| GOAL |
Skip any picture you find and retype all the remaining lines exactly.

Saved entries:

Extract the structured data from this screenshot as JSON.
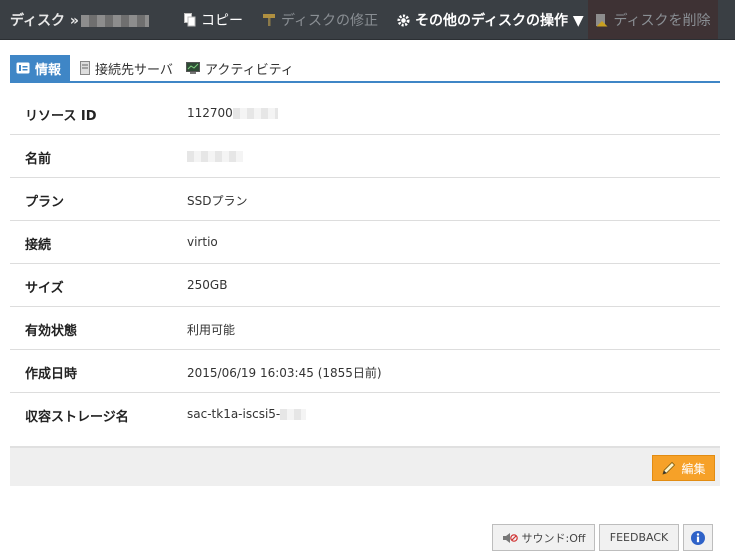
{
  "topbar": {
    "title": "ディスク »",
    "copy_label": "コピー",
    "modify_label": "ディスクの修正",
    "other_label": "その他のディスクの操作 ▼",
    "delete_label": "ディスクを削除"
  },
  "tabs": [
    {
      "label": "情報",
      "icon": "info-card-icon",
      "active": true
    },
    {
      "label": "接続先サーバ",
      "icon": "server-icon",
      "active": false
    },
    {
      "label": "アクティビティ",
      "icon": "monitor-icon",
      "active": false
    }
  ],
  "info": {
    "rows": [
      {
        "key": "リソース ID",
        "value": "112700"
      },
      {
        "key": "名前",
        "value": ""
      },
      {
        "key": "プラン",
        "value": "SSDプラン"
      },
      {
        "key": "接続",
        "value": "virtio"
      },
      {
        "key": "サイズ",
        "value": "250GB"
      },
      {
        "key": "有効状態",
        "value": "利用可能"
      },
      {
        "key": "作成日時",
        "value": "2015/06/19 16:03:45 (1855日前)"
      },
      {
        "key": "収容ストレージ名",
        "value": "sac-tk1a-iscsi5-"
      }
    ]
  },
  "actions": {
    "edit_label": "編集"
  },
  "footer": {
    "sound_label": "サウンド:Off",
    "feedback_label": "FEEDBACK"
  },
  "colors": {
    "topbar_bg": "#3a3f44",
    "tab_accent": "#3f86c6",
    "edit_button": "#f6a128"
  }
}
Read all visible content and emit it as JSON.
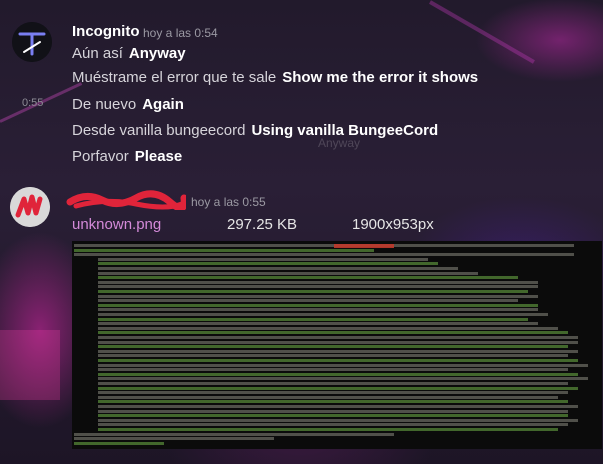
{
  "colors": {
    "accent_link": "#d48ad9",
    "username": "#ffffff",
    "timestamp": "#9b99a3",
    "redaction": "#e0243a"
  },
  "group1": {
    "avatar_icon": "incognito-avatar-icon",
    "username": "Incognito",
    "timestamp": "hoy a las 0:54",
    "hover_time": "0:55",
    "messages": [
      {
        "original": "Aún así",
        "translation": "Anyway"
      },
      {
        "original": "Muéstrame el error que te sale",
        "translation": "Show me the error it shows"
      },
      {
        "original": "De nuevo",
        "translation": "Again"
      },
      {
        "original": "Desde vanilla bungeecord",
        "translation": "Using vanilla BungeeCord"
      },
      {
        "original": "Porfavor",
        "translation": "Please"
      }
    ],
    "ghost_text": "Anyway"
  },
  "group2": {
    "avatar_icon": "redacted-avatar-icon",
    "timestamp": "hoy a las 0:55",
    "attachment": {
      "name": "unknown.png",
      "size": "297.25 KB",
      "dimensions": "1900x953px"
    }
  }
}
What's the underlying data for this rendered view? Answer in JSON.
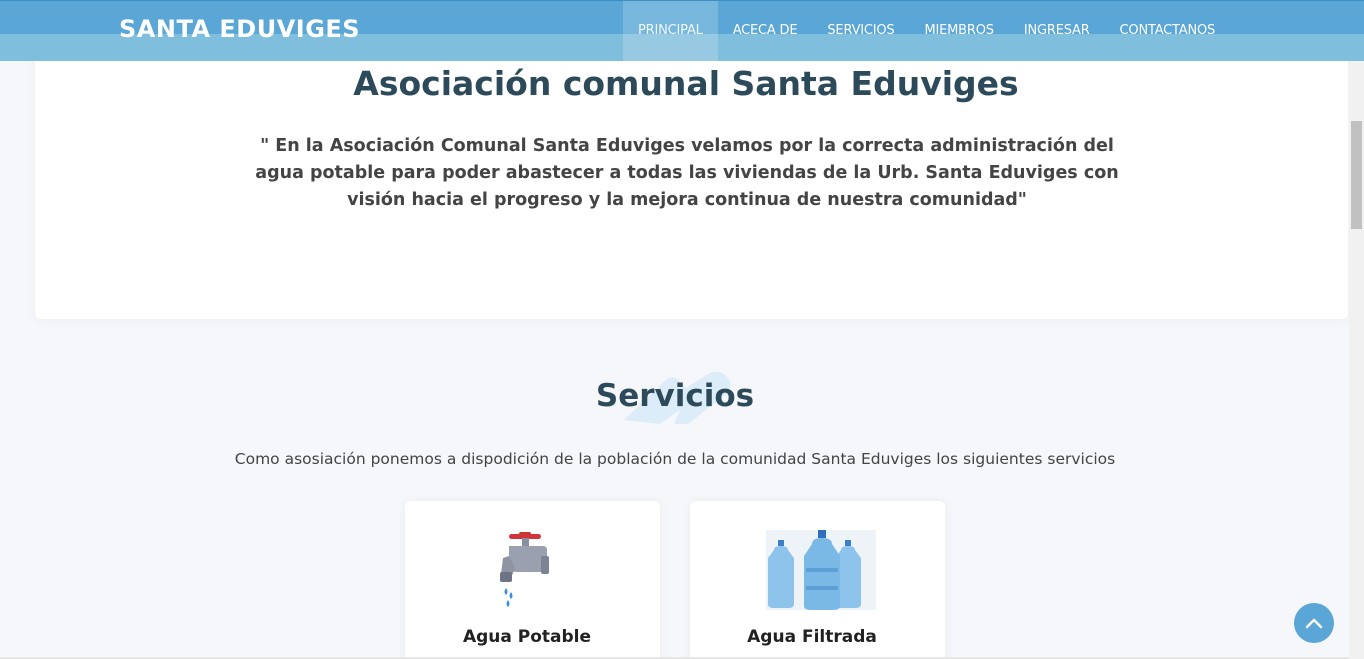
{
  "header": {
    "logo": "SANTA EDUVIGES",
    "nav": [
      {
        "label": "PRINCIPAL",
        "active": true
      },
      {
        "label": "ACECA DE",
        "active": false
      },
      {
        "label": "SERVICIOS",
        "active": false
      },
      {
        "label": "MIEMBROS",
        "active": false
      },
      {
        "label": "INGRESAR",
        "active": false
      },
      {
        "label": "CONTACTANOS",
        "active": false
      }
    ]
  },
  "about": {
    "title": "Asociación comunal Santa Eduviges",
    "quote": "\" En la Asociación Comunal Santa Eduviges velamos por la correcta administración del agua potable para poder abastecer a todas las viviendas de la Urb. Santa Eduviges con visión hacia el progreso y la mejora continua de nuestra comunidad\""
  },
  "services": {
    "title": "Servicios",
    "description": "Como asosiación ponemos a dispodición de la población de la comunidad Santa Eduviges los siguientes servicios",
    "items": [
      {
        "title": "Agua Potable",
        "icon": "water-faucet-icon"
      },
      {
        "title": "Agua Filtrada",
        "icon": "water-bottles-icon"
      }
    ]
  },
  "colors": {
    "header": "#5aa6d6",
    "heading": "#2d4a5a",
    "back_to_top": "#5aa6d6"
  },
  "back_to_top": {
    "icon": "chevron-up-icon"
  }
}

| RESPONSE TO THIS EXERCISE |
Extract the structured data from this screenshot as JSON.
{
  "topbar": {
    "title": "ディスク »",
    "copy_label": "コピー",
    "modify_label": "ディスクの修正",
    "other_label": "その他のディスクの操作 ▼",
    "delete_label": "ディスクを削除"
  },
  "tabs": [
    {
      "label": "情報",
      "icon": "info-card-icon",
      "active": true
    },
    {
      "label": "接続先サーバ",
      "icon": "server-icon",
      "active": false
    },
    {
      "label": "アクティビティ",
      "icon": "monitor-icon",
      "active": false
    }
  ],
  "info": {
    "rows": [
      {
        "key": "リソース ID",
        "value": "112700"
      },
      {
        "key": "名前",
        "value": ""
      },
      {
        "key": "プラン",
        "value": "SSDプラン"
      },
      {
        "key": "接続",
        "value": "virtio"
      },
      {
        "key": "サイズ",
        "value": "250GB"
      },
      {
        "key": "有効状態",
        "value": "利用可能"
      },
      {
        "key": "作成日時",
        "value": "2015/06/19 16:03:45 (1855日前)"
      },
      {
        "key": "収容ストレージ名",
        "value": "sac-tk1a-iscsi5-"
      }
    ]
  },
  "actions": {
    "edit_label": "編集"
  },
  "footer": {
    "sound_label": "サウンド:Off",
    "feedback_label": "FEEDBACK"
  },
  "colors": {
    "topbar_bg": "#3a3f44",
    "tab_accent": "#3f86c6",
    "edit_button": "#f6a128"
  }
}
Read all visible content and emit it as JSON.
{
  "colors": {
    "accent_link": "#d48ad9",
    "username": "#ffffff",
    "timestamp": "#9b99a3",
    "redaction": "#e0243a"
  },
  "group1": {
    "avatar_icon": "incognito-avatar-icon",
    "username": "Incognito",
    "timestamp": "hoy a las 0:54",
    "hover_time": "0:55",
    "messages": [
      {
        "original": "Aún así",
        "translation": "Anyway"
      },
      {
        "original": "Muéstrame el error que te sale",
        "translation": "Show me the error it shows"
      },
      {
        "original": "De nuevo",
        "translation": "Again"
      },
      {
        "original": "Desde vanilla bungeecord",
        "translation": "Using vanilla BungeeCord"
      },
      {
        "original": "Porfavor",
        "translation": "Please"
      }
    ],
    "ghost_text": "Anyway"
  },
  "group2": {
    "avatar_icon": "redacted-avatar-icon",
    "timestamp": "hoy a las 0:55",
    "attachment": {
      "name": "unknown.png",
      "size": "297.25 KB",
      "dimensions": "1900x953px"
    }
  }
}
What's the underlying data for this rendered view? Answer in JSON.
{
  "header": {
    "logo": "SANTA EDUVIGES",
    "nav": [
      {
        "label": "PRINCIPAL",
        "active": true
      },
      {
        "label": "ACECA DE",
        "active": false
      },
      {
        "label": "SERVICIOS",
        "active": false
      },
      {
        "label": "MIEMBROS",
        "active": false
      },
      {
        "label": "INGRESAR",
        "active": false
      },
      {
        "label": "CONTACTANOS",
        "active": false
      }
    ]
  },
  "about": {
    "title": "Asociación comunal Santa Eduviges",
    "quote": "\" En la Asociación Comunal Santa Eduviges velamos por la correcta administración del agua potable para poder abastecer a todas las viviendas de la Urb. Santa Eduviges con visión hacia el progreso y la mejora continua de nuestra comunidad\""
  },
  "services": {
    "title": "Servicios",
    "description": "Como asosiación ponemos a dispodición de la población de la comunidad Santa Eduviges los siguientes servicios",
    "items": [
      {
        "title": "Agua Potable",
        "icon": "water-faucet-icon"
      },
      {
        "title": "Agua Filtrada",
        "icon": "water-bottles-icon"
      }
    ]
  },
  "colors": {
    "header": "#5aa6d6",
    "heading": "#2d4a5a",
    "back_to_top": "#5aa6d6"
  },
  "back_to_top": {
    "icon": "chevron-up-icon"
  }
}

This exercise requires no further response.